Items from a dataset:
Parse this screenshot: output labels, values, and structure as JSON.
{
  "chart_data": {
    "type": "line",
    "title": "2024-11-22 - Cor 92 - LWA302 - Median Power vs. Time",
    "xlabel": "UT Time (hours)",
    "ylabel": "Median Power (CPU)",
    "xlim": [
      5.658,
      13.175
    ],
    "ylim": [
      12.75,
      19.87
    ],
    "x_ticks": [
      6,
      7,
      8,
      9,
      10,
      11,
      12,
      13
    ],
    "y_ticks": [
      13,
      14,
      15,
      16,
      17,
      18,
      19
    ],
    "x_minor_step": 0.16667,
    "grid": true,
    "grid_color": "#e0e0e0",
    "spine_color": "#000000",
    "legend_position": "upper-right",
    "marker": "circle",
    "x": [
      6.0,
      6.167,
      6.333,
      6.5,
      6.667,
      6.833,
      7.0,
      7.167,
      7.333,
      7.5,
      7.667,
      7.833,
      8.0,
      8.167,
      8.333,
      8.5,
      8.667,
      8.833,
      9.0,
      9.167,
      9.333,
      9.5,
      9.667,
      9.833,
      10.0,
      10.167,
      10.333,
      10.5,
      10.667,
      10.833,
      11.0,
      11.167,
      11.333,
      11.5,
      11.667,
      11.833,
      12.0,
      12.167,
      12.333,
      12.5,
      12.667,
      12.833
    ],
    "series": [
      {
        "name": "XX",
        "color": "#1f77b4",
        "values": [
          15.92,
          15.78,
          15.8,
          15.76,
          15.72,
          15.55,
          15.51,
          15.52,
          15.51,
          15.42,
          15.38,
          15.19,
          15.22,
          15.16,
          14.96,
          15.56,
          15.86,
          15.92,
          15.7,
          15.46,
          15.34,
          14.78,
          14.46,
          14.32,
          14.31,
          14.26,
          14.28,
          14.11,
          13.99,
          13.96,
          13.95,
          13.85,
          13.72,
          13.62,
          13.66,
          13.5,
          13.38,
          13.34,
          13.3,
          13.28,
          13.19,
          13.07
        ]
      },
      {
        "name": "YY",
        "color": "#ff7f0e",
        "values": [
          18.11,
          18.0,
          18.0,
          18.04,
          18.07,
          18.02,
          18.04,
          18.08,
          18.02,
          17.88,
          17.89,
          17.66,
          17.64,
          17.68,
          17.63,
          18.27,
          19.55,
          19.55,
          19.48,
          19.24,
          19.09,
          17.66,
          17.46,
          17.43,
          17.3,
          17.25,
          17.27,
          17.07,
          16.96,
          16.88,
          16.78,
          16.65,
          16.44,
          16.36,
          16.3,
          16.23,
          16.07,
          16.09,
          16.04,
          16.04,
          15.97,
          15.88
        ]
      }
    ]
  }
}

Prompt:
Each record above must be given again exactly.

Solution:
Parse this screenshot: output labels, values, and structure as JSON.
{
  "chart_data": {
    "type": "line",
    "title": "2024-11-22 - Cor 92 - LWA302 - Median Power vs. Time",
    "xlabel": "UT Time (hours)",
    "ylabel": "Median Power (CPU)",
    "xlim": [
      5.658,
      13.175
    ],
    "ylim": [
      12.75,
      19.87
    ],
    "x_ticks": [
      6,
      7,
      8,
      9,
      10,
      11,
      12,
      13
    ],
    "y_ticks": [
      13,
      14,
      15,
      16,
      17,
      18,
      19
    ],
    "x_minor_step": 0.16667,
    "grid": true,
    "grid_color": "#e0e0e0",
    "spine_color": "#000000",
    "legend_position": "upper-right",
    "marker": "circle",
    "x": [
      6.0,
      6.167,
      6.333,
      6.5,
      6.667,
      6.833,
      7.0,
      7.167,
      7.333,
      7.5,
      7.667,
      7.833,
      8.0,
      8.167,
      8.333,
      8.5,
      8.667,
      8.833,
      9.0,
      9.167,
      9.333,
      9.5,
      9.667,
      9.833,
      10.0,
      10.167,
      10.333,
      10.5,
      10.667,
      10.833,
      11.0,
      11.167,
      11.333,
      11.5,
      11.667,
      11.833,
      12.0,
      12.167,
      12.333,
      12.5,
      12.667,
      12.833
    ],
    "series": [
      {
        "name": "XX",
        "color": "#1f77b4",
        "values": [
          15.92,
          15.78,
          15.8,
          15.76,
          15.72,
          15.55,
          15.51,
          15.52,
          15.51,
          15.42,
          15.38,
          15.19,
          15.22,
          15.16,
          14.96,
          15.56,
          15.86,
          15.92,
          15.7,
          15.46,
          15.34,
          14.78,
          14.46,
          14.32,
          14.31,
          14.26,
          14.28,
          14.11,
          13.99,
          13.96,
          13.95,
          13.85,
          13.72,
          13.62,
          13.66,
          13.5,
          13.38,
          13.34,
          13.3,
          13.28,
          13.19,
          13.07
        ]
      },
      {
        "name": "YY",
        "color": "#ff7f0e",
        "values": [
          18.11,
          18.0,
          18.0,
          18.04,
          18.07,
          18.02,
          18.04,
          18.08,
          18.02,
          17.88,
          17.89,
          17.66,
          17.64,
          17.68,
          17.63,
          18.27,
          19.55,
          19.55,
          19.48,
          19.24,
          19.09,
          17.66,
          17.46,
          17.43,
          17.3,
          17.25,
          17.27,
          17.07,
          16.96,
          16.88,
          16.78,
          16.65,
          16.44,
          16.36,
          16.3,
          16.23,
          16.07,
          16.09,
          16.04,
          16.04,
          15.97,
          15.88
        ]
      }
    ]
  }
}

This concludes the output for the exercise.